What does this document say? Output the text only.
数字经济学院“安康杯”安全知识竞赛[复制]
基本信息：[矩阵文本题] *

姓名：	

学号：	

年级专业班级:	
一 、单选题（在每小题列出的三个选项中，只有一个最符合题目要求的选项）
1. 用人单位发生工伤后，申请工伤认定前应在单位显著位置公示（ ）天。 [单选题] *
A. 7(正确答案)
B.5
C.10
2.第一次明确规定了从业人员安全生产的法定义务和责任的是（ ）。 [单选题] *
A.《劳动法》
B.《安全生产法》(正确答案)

Stated problem
Write out the data again, exactly and in full.

Task result
What does this document say? Output the text only.
数字经济学院“安康杯”安全知识竞赛[复制]
基本信息：[矩阵文本题] *

姓名：	

学号：	

年级专业班级:	
一 、单选题（在每小题列出的三个选项中，只有一个最符合题目要求的选项）
1. 用人单位发生工伤后，申请工伤认定前应在单位显著位置公示（ ）天。 [单选题] *
A. 7(正确答案)
B.5
C.10
2.第一次明确规定了从业人员安全生产的法定义务和责任的是（ ）。 [单选题] *
A.《劳动法》
B.《安全生产法》(正确答案)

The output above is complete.